DATASET EXCERPTS —
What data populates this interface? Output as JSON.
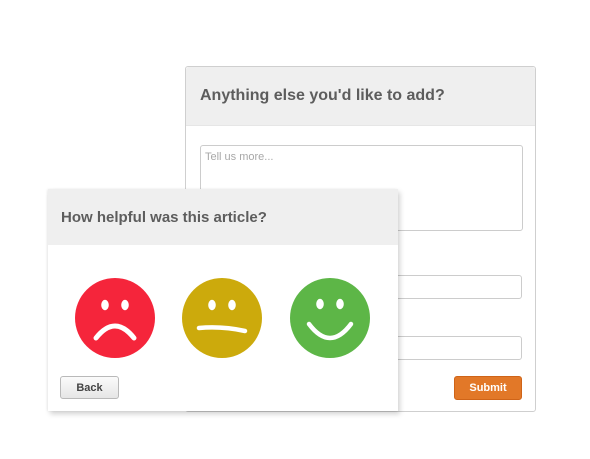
{
  "feedback_form": {
    "title": "Anything else you'd like to add?",
    "comment_placeholder": "Tell us more...",
    "submit_label": "Submit",
    "submit_color": "#e27828"
  },
  "rating": {
    "title": "How helpful was this article?",
    "faces": [
      {
        "icon": "sad-face-icon",
        "color": "#f5253b"
      },
      {
        "icon": "neutral-face-icon",
        "color": "#ccaa0c"
      },
      {
        "icon": "happy-face-icon",
        "color": "#5db647"
      }
    ],
    "back_label": "Back"
  }
}
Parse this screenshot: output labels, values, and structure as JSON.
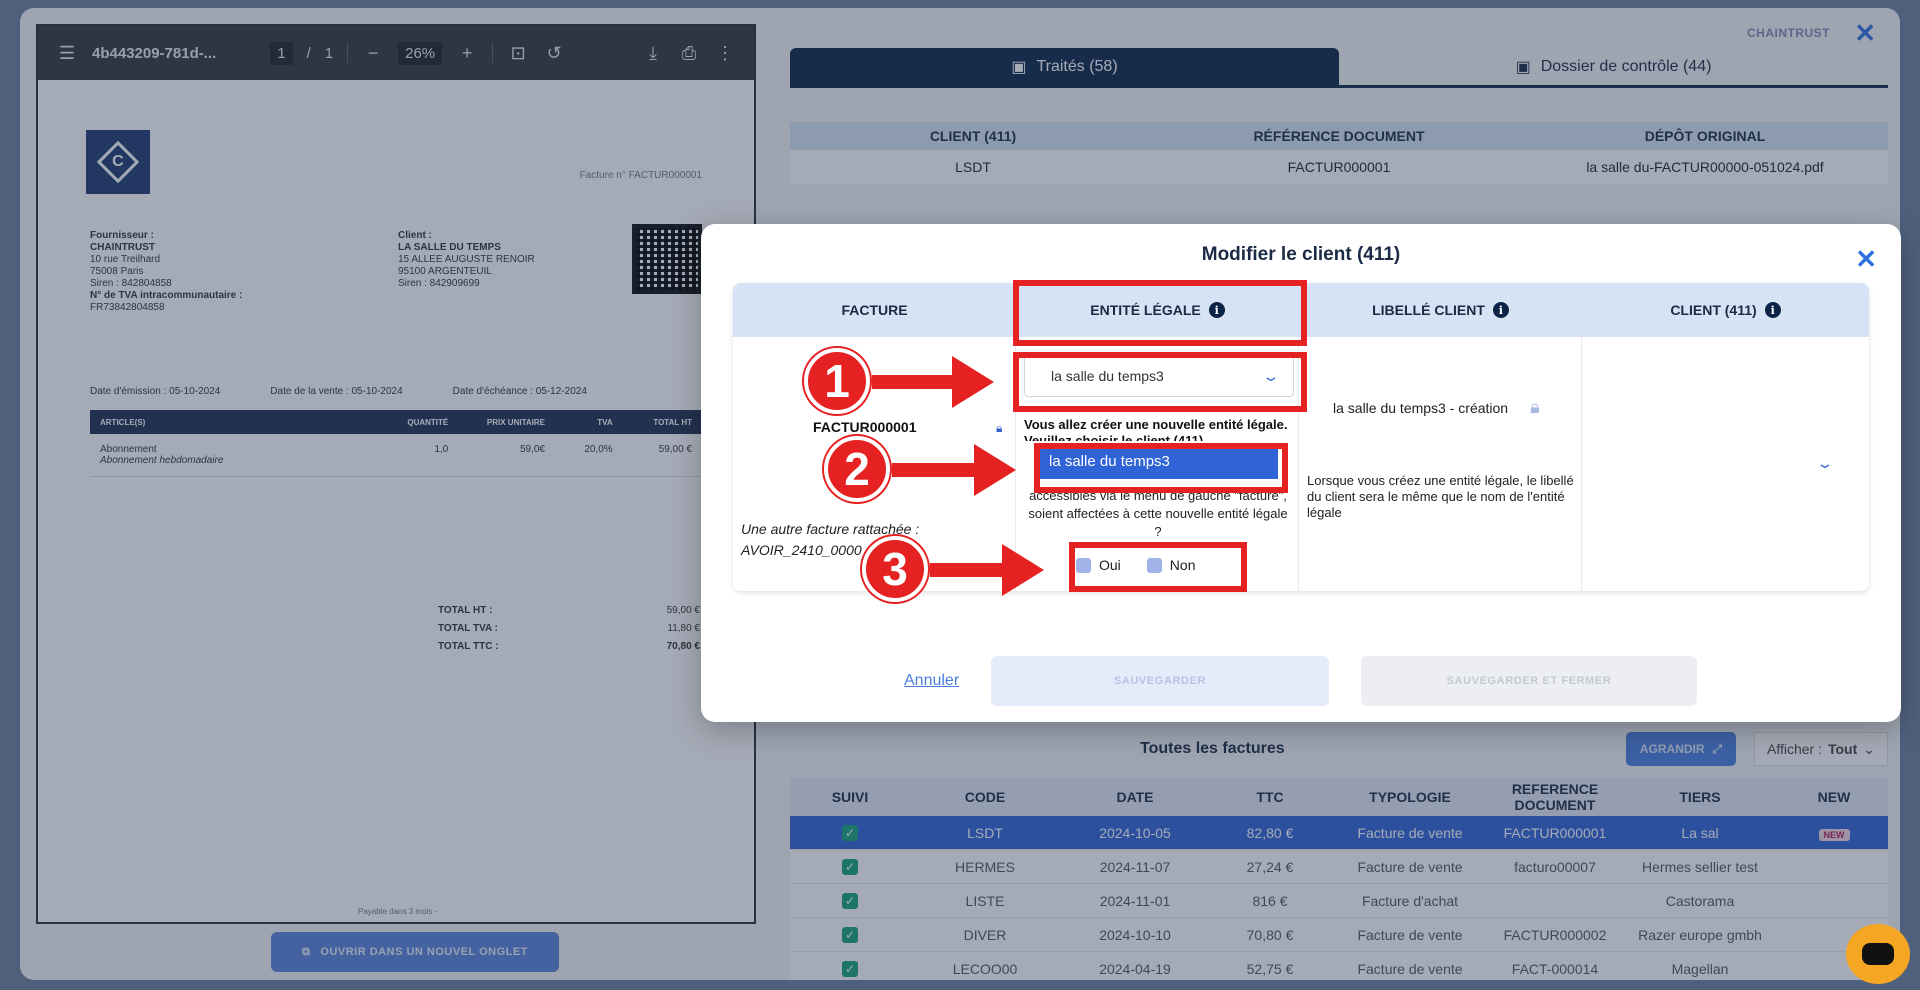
{
  "app": {
    "brand": "CHAINTRUST",
    "close": "✕"
  },
  "pdf": {
    "filename": "4b443209-781d-...",
    "page_current": "1",
    "page_sep": "/",
    "page_total": "1",
    "zoom": "26%",
    "invoice_no": "Facture n° FACTUR000001",
    "supplier_lines": [
      "Fournisseur :",
      "CHAINTRUST",
      "10 rue Treilhard",
      "75008 Paris",
      "Siren : 842804858",
      "N° de TVA intracommunautaire :",
      "FR73842804858"
    ],
    "client_lines": [
      "Client :",
      "LA SALLE DU TEMPS",
      "15 ALLEE AUGUSTE RENOIR",
      "95100 ARGENTEUIL",
      "Siren : 842909699"
    ],
    "date_emission": "Date d'émission : 05-10-2024",
    "date_vente": "Date de la vente : 05-10-2024",
    "date_echeance": "Date d'échéance : 05-12-2024",
    "table_head": [
      "ARTICLE(S)",
      "QUANTITÉ",
      "PRIX UNITAIRE",
      "TVA",
      "TOTAL HT"
    ],
    "row": {
      "article": "Abonnement",
      "desc": "Abonnement hebdomadaire",
      "qty": "1,0",
      "pu": "59,0€",
      "tva": "20,0%",
      "total": "59,00 €"
    },
    "total_ht_label": "TOTAL HT :",
    "total_ht": "59,00 €",
    "total_tva_label": "TOTAL TVA :",
    "total_tva": "11,80 €",
    "total_ttc_label": "TOTAL TTC :",
    "total_ttc": "70,80 €",
    "footer": "Payable dans 3 mois -",
    "logo_letter": "C"
  },
  "open_tab_label": "OUVRIR DANS UN NOUVEL ONGLET",
  "tabs": [
    {
      "label": "Traités (58)"
    },
    {
      "label": "Dossier de contrôle (44)"
    }
  ],
  "info_grid": {
    "headers": [
      "CLIENT (411)",
      "RÉFÉRENCE DOCUMENT",
      "DÉPÔT ORIGINAL"
    ],
    "client": "LSDT",
    "reference": "FACTUR000001",
    "depot": "la salle du-FACTUR00000-051024.pdf"
  },
  "all_invoices_title": "Toutes les factures",
  "grandir_label": "AGRANDIR",
  "afficher_label": "Afficher :",
  "afficher_value": "Tout",
  "list": {
    "headers": [
      "SUIVI",
      "CODE",
      "DATE",
      "TTC",
      "TYPOLOGIE",
      "REFERENCE DOCUMENT",
      "TIERS",
      "NEW"
    ],
    "rows": [
      {
        "code": "LSDT",
        "date": "2024-10-05",
        "ttc": "82,80 €",
        "typo": "Facture de vente",
        "ref": "FACTUR000001",
        "tiers": "La sal",
        "new": "NEW"
      },
      {
        "code": "HERMES",
        "date": "2024-11-07",
        "ttc": "27,24 €",
        "typo": "Facture de vente",
        "ref": "facturo00007",
        "tiers": "Hermes sellier test",
        "new": ""
      },
      {
        "code": "LISTE",
        "date": "2024-11-01",
        "ttc": "816 €",
        "typo": "Facture d'achat",
        "ref": "",
        "tiers": "Castorama",
        "new": ""
      },
      {
        "code": "DIVER",
        "date": "2024-10-10",
        "ttc": "70,80 €",
        "typo": "Facture de vente",
        "ref": "FACTUR000002",
        "tiers": "Razer europe gmbh",
        "new": ""
      },
      {
        "code": "LECOO00",
        "date": "2024-04-19",
        "ttc": "52,75 €",
        "typo": "Facture de vente",
        "ref": "FACT-000014",
        "tiers": "Magellan",
        "new": ""
      }
    ]
  },
  "modal": {
    "title": "Modifier le client (411)",
    "close": "✕",
    "headers": [
      "FACTURE",
      "ENTITÉ LÉGALE",
      "LIBELLÉ CLIENT",
      "CLIENT (411)"
    ],
    "facture_code": "FACTUR000001",
    "other_invoice": "Une autre facture rattachée : AVOIR_2410_0000",
    "entity_selected": "la salle du temps3",
    "warning": "Vous allez créer une nouvelle entité légale. Veuillez choisir le client (411)",
    "dropdown_option": "la salle du temps3",
    "question": "accessibles via le menu de gauche \"facture\", soient affectées à cette nouvelle entité légale ?",
    "radio_yes": "Oui",
    "radio_no": "Non",
    "libelle_value": "la salle du temps3 - création",
    "libelle_note": "Lorsque vous créez une entité légale, le libellé du client sera le même que le nom de l'entité légale",
    "cancel": "Annuler",
    "save": "SAUVEGARDER",
    "save_close": "SAUVEGARDER ET FERMER"
  },
  "annotations": [
    "1",
    "2",
    "3"
  ],
  "colors": {
    "accent": "#2f63d6",
    "navy": "#0b2346",
    "highlight": "#e62121"
  }
}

GOAL —
Extract the text of all the records above verbatim, excluding pictures.

EXERCISE ANSWER —
What data populates this interface? Output as JSON.
{
  "feedback_form": {
    "title": "Anything else you'd like to add?",
    "comment_placeholder": "Tell us more...",
    "submit_label": "Submit",
    "submit_color": "#e27828"
  },
  "rating": {
    "title": "How helpful was this article?",
    "faces": [
      {
        "icon": "sad-face-icon",
        "color": "#f5253b"
      },
      {
        "icon": "neutral-face-icon",
        "color": "#ccaa0c"
      },
      {
        "icon": "happy-face-icon",
        "color": "#5db647"
      }
    ],
    "back_label": "Back"
  }
}
Parse this screenshot: output labels, values, and structure as JSON.
{
  "app": {
    "brand": "CHAINTRUST",
    "close": "✕"
  },
  "pdf": {
    "filename": "4b443209-781d-...",
    "page_current": "1",
    "page_sep": "/",
    "page_total": "1",
    "zoom": "26%",
    "invoice_no": "Facture n° FACTUR000001",
    "supplier_lines": [
      "Fournisseur :",
      "CHAINTRUST",
      "10 rue Treilhard",
      "75008 Paris",
      "Siren : 842804858",
      "N° de TVA intracommunautaire :",
      "FR73842804858"
    ],
    "client_lines": [
      "Client :",
      "LA SALLE DU TEMPS",
      "15 ALLEE AUGUSTE RENOIR",
      "95100 ARGENTEUIL",
      "Siren : 842909699"
    ],
    "date_emission": "Date d'émission : 05-10-2024",
    "date_vente": "Date de la vente : 05-10-2024",
    "date_echeance": "Date d'échéance : 05-12-2024",
    "table_head": [
      "ARTICLE(S)",
      "QUANTITÉ",
      "PRIX UNITAIRE",
      "TVA",
      "TOTAL HT"
    ],
    "row": {
      "article": "Abonnement",
      "desc": "Abonnement hebdomadaire",
      "qty": "1,0",
      "pu": "59,0€",
      "tva": "20,0%",
      "total": "59,00 €"
    },
    "total_ht_label": "TOTAL HT :",
    "total_ht": "59,00 €",
    "total_tva_label": "TOTAL TVA :",
    "total_tva": "11,80 €",
    "total_ttc_label": "TOTAL TTC :",
    "total_ttc": "70,80 €",
    "footer": "Payable dans 3 mois -",
    "logo_letter": "C"
  },
  "open_tab_label": "OUVRIR DANS UN NOUVEL ONGLET",
  "tabs": [
    {
      "label": "Traités (58)"
    },
    {
      "label": "Dossier de contrôle (44)"
    }
  ],
  "info_grid": {
    "headers": [
      "CLIENT (411)",
      "RÉFÉRENCE DOCUMENT",
      "DÉPÔT ORIGINAL"
    ],
    "client": "LSDT",
    "reference": "FACTUR000001",
    "depot": "la salle du-FACTUR00000-051024.pdf"
  },
  "all_invoices_title": "Toutes les factures",
  "grandir_label": "AGRANDIR",
  "afficher_label": "Afficher :",
  "afficher_value": "Tout",
  "list": {
    "headers": [
      "SUIVI",
      "CODE",
      "DATE",
      "TTC",
      "TYPOLOGIE",
      "REFERENCE DOCUMENT",
      "TIERS",
      "NEW"
    ],
    "rows": [
      {
        "code": "LSDT",
        "date": "2024-10-05",
        "ttc": "82,80 €",
        "typo": "Facture de vente",
        "ref": "FACTUR000001",
        "tiers": "La sal",
        "new": "NEW"
      },
      {
        "code": "HERMES",
        "date": "2024-11-07",
        "ttc": "27,24 €",
        "typo": "Facture de vente",
        "ref": "facturo00007",
        "tiers": "Hermes sellier test",
        "new": ""
      },
      {
        "code": "LISTE",
        "date": "2024-11-01",
        "ttc": "816 €",
        "typo": "Facture d'achat",
        "ref": "",
        "tiers": "Castorama",
        "new": ""
      },
      {
        "code": "DIVER",
        "date": "2024-10-10",
        "ttc": "70,80 €",
        "typo": "Facture de vente",
        "ref": "FACTUR000002",
        "tiers": "Razer europe gmbh",
        "new": ""
      },
      {
        "code": "LECOO00",
        "date": "2024-04-19",
        "ttc": "52,75 €",
        "typo": "Facture de vente",
        "ref": "FACT-000014",
        "tiers": "Magellan",
        "new": ""
      }
    ]
  },
  "modal": {
    "title": "Modifier le client (411)",
    "close": "✕",
    "headers": [
      "FACTURE",
      "ENTITÉ LÉGALE",
      "LIBELLÉ CLIENT",
      "CLIENT (411)"
    ],
    "facture_code": "FACTUR000001",
    "other_invoice": "Une autre facture rattachée : AVOIR_2410_0000",
    "entity_selected": "la salle du temps3",
    "warning": "Vous allez créer une nouvelle entité légale. Veuillez choisir le client (411)",
    "dropdown_option": "la salle du temps3",
    "question": "accessibles via le menu de gauche \"facture\", soient affectées à cette nouvelle entité légale ?",
    "radio_yes": "Oui",
    "radio_no": "Non",
    "libelle_value": "la salle du temps3 - création",
    "libelle_note": "Lorsque vous créez une entité légale, le libellé du client sera le même que le nom de l'entité légale",
    "cancel": "Annuler",
    "save": "SAUVEGARDER",
    "save_close": "SAUVEGARDER ET FERMER"
  },
  "annotations": [
    "1",
    "2",
    "3"
  ],
  "colors": {
    "accent": "#2f63d6",
    "navy": "#0b2346",
    "highlight": "#e62121"
  }
}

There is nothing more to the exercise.